Stored items from a collection:
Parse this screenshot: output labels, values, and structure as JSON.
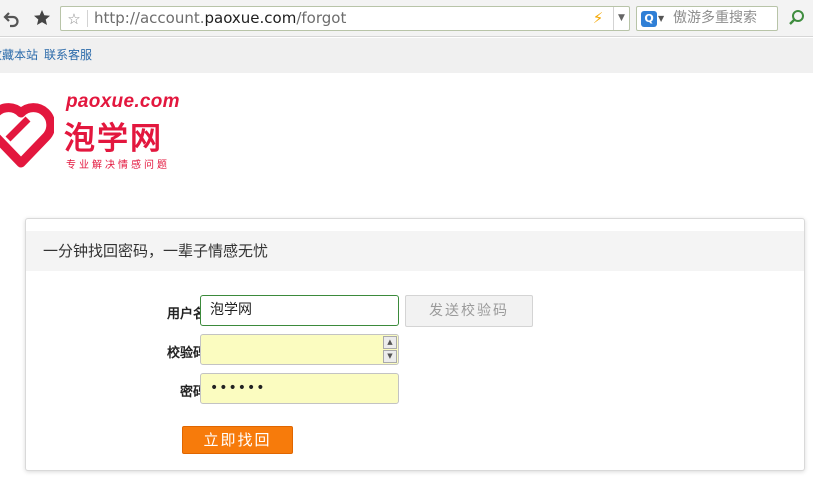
{
  "browser": {
    "back_icon": "undo-arrow-icon",
    "favorite_icon": "star-icon",
    "bookmark_icon": "outline-star-icon",
    "url_prefix": "http://account.",
    "url_domain": "paoxue.com",
    "url_path": "/forgot",
    "search_engine_icon": "Q",
    "search_placeholder": "傲游多重搜索",
    "lightning_icon": "⚡",
    "dropdown_icon": "▼",
    "engine_dropdown_icon": "▼",
    "right_icon": "⤴"
  },
  "sitebar": {
    "bookmark_label": "收藏本站",
    "support_label": "联系客服"
  },
  "logo": {
    "en": "paoxue.com",
    "cn": "泡学网",
    "slogan": "专业解决情感问题",
    "brand_color": "#e3173e"
  },
  "panel": {
    "title": "一分钟找回密码，一辈子情感无忧"
  },
  "form": {
    "username_label": "用户名",
    "username_value": "泡学网",
    "send_code_label": "发送校验码",
    "code_label": "校验码",
    "code_value": "",
    "password_label": "密码",
    "password_value": "••••••",
    "submit_label": "立即找回",
    "accent_color": "#f77b0b"
  }
}
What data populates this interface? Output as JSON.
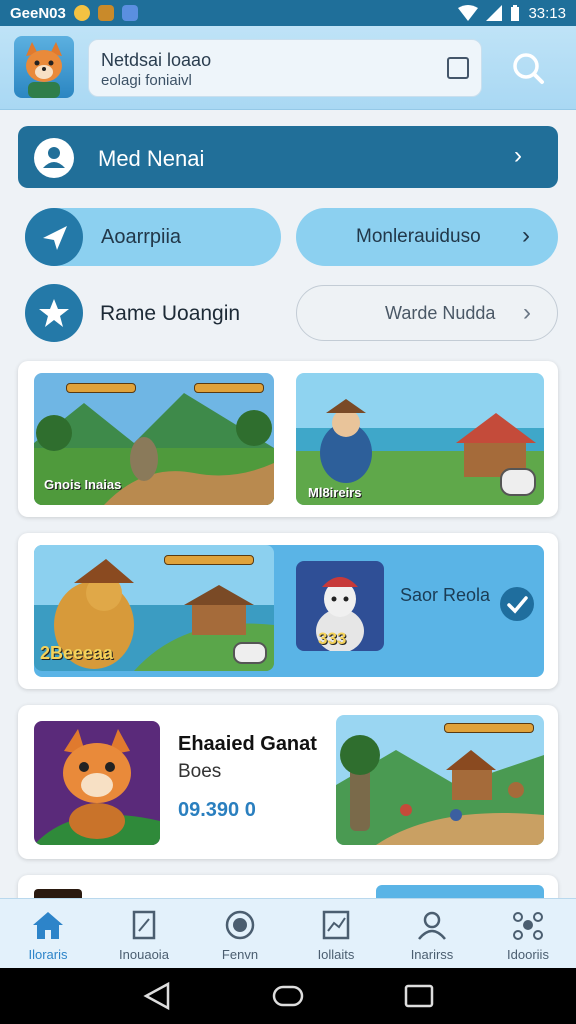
{
  "status_bar": {
    "carrier": "GeeN03",
    "time": "33:13"
  },
  "header": {
    "search_line1": "Netdsai loaao",
    "search_line2": "eolagi foniaivl"
  },
  "menu": {
    "main_label": "Med Nenai",
    "pill_left": "Aoarrpiia",
    "pill_right": "Monlerauiduso",
    "row3_label": "Rame Uoangin",
    "row3_pill": "Warde Nudda"
  },
  "cards": {
    "card1": {
      "thumb1_caption": "Gnois Inaias",
      "thumb2_caption": "Ml8ireirs"
    },
    "card2": {
      "thumb_caption": "2Beeeaa",
      "badge_number": "333",
      "label": "Saor Reola"
    },
    "card3": {
      "title": "Ehaaied Ganat",
      "subtitle": "Boes",
      "price": "09.390 0"
    }
  },
  "bottom_nav": [
    {
      "label": "Iloraris",
      "icon": "home-icon",
      "active": true
    },
    {
      "label": "Inouaoia",
      "icon": "book-icon",
      "active": false
    },
    {
      "label": "Fenvn",
      "icon": "globe-icon",
      "active": false
    },
    {
      "label": "Iollaits",
      "icon": "chart-icon",
      "active": false
    },
    {
      "label": "Inarirss",
      "icon": "users-icon",
      "active": false
    },
    {
      "label": "Idooriis",
      "icon": "network-icon",
      "active": false
    }
  ],
  "colors": {
    "accent": "#216f99",
    "pill": "#8cd0f0",
    "active_nav": "#2d84c9"
  }
}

What is needed: Give the number of lines in the entries that include the string "this", and nothing more.

Reply: 2